** Start of Rows **
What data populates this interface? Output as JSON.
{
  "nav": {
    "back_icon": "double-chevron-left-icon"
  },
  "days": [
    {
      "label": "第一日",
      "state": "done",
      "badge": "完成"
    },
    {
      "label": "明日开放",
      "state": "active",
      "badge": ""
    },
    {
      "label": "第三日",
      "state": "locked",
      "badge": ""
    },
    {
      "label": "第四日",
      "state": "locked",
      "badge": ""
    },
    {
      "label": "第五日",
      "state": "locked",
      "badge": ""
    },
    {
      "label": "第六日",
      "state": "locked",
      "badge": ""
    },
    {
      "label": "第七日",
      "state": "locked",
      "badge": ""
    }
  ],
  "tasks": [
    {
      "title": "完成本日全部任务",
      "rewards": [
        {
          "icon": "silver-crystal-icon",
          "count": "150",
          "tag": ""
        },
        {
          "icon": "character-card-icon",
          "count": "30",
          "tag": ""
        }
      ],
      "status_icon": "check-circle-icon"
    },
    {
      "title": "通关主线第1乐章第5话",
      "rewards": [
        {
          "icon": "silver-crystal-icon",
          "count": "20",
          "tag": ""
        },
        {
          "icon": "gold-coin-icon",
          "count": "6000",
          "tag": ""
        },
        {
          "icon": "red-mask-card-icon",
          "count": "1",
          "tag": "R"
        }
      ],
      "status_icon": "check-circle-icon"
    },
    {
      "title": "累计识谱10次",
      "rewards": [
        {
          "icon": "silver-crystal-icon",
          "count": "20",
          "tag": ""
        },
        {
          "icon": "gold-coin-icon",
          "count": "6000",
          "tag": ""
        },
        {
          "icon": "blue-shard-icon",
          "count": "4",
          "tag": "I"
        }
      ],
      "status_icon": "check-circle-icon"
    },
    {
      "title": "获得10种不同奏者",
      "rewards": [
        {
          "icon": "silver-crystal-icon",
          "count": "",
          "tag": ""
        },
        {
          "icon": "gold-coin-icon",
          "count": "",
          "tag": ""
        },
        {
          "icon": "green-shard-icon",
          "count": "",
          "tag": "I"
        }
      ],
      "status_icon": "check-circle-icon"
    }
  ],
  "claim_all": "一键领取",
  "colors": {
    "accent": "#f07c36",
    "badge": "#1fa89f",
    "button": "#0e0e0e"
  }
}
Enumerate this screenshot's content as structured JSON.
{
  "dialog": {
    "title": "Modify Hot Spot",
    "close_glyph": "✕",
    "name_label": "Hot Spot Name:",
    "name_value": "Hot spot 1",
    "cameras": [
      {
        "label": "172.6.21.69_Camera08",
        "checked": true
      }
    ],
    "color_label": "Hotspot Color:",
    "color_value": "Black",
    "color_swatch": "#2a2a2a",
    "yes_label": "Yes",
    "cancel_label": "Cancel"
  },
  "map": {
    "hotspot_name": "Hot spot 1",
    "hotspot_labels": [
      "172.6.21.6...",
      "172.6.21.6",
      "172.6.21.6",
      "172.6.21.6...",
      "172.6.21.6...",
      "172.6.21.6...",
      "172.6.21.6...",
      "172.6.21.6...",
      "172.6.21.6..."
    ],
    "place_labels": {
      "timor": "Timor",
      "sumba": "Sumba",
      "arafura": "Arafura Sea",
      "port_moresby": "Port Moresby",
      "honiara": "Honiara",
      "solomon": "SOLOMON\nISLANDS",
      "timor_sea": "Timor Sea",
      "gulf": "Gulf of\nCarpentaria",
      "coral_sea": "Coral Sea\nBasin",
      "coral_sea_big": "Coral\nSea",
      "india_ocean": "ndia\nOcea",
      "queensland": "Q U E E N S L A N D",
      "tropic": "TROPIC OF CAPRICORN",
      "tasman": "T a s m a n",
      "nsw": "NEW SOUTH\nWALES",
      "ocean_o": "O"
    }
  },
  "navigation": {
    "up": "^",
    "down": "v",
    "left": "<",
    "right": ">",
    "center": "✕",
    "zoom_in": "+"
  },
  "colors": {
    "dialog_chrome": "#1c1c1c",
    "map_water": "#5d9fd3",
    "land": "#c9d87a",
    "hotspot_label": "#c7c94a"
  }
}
** End of Rows **
** Start of Rows **
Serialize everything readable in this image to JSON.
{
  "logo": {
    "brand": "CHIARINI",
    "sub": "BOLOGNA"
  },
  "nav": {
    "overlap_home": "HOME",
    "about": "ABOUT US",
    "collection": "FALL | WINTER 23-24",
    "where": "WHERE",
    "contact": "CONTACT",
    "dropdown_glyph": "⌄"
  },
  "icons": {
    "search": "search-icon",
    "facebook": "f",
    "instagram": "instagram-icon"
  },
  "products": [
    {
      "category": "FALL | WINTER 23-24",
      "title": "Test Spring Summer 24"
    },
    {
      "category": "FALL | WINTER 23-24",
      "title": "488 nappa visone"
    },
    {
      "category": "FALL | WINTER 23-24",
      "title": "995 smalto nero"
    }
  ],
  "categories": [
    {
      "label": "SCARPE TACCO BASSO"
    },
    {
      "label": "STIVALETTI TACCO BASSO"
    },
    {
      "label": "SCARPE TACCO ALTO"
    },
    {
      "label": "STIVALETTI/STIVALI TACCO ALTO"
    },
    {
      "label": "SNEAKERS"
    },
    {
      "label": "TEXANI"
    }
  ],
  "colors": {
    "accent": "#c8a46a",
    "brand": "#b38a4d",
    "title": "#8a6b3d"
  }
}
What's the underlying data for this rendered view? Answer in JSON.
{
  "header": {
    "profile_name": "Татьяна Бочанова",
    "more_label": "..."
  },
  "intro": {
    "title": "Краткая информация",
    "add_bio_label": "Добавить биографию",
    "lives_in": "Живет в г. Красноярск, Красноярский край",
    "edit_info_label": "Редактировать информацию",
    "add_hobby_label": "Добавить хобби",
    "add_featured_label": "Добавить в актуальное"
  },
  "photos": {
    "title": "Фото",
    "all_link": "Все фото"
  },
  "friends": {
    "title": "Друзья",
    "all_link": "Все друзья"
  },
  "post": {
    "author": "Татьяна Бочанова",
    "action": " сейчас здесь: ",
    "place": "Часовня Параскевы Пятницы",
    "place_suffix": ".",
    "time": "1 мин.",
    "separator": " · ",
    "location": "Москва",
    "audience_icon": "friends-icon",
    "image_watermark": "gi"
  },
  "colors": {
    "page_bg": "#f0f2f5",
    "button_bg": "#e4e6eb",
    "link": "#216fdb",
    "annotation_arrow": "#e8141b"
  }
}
** End of Rows **
Aim of the task: Copy each line holding the word "What" from the listing above.

Solved exercise:
What data populates this interface? Output as JSON.
What's the underlying data for this rendered view? Answer in JSON.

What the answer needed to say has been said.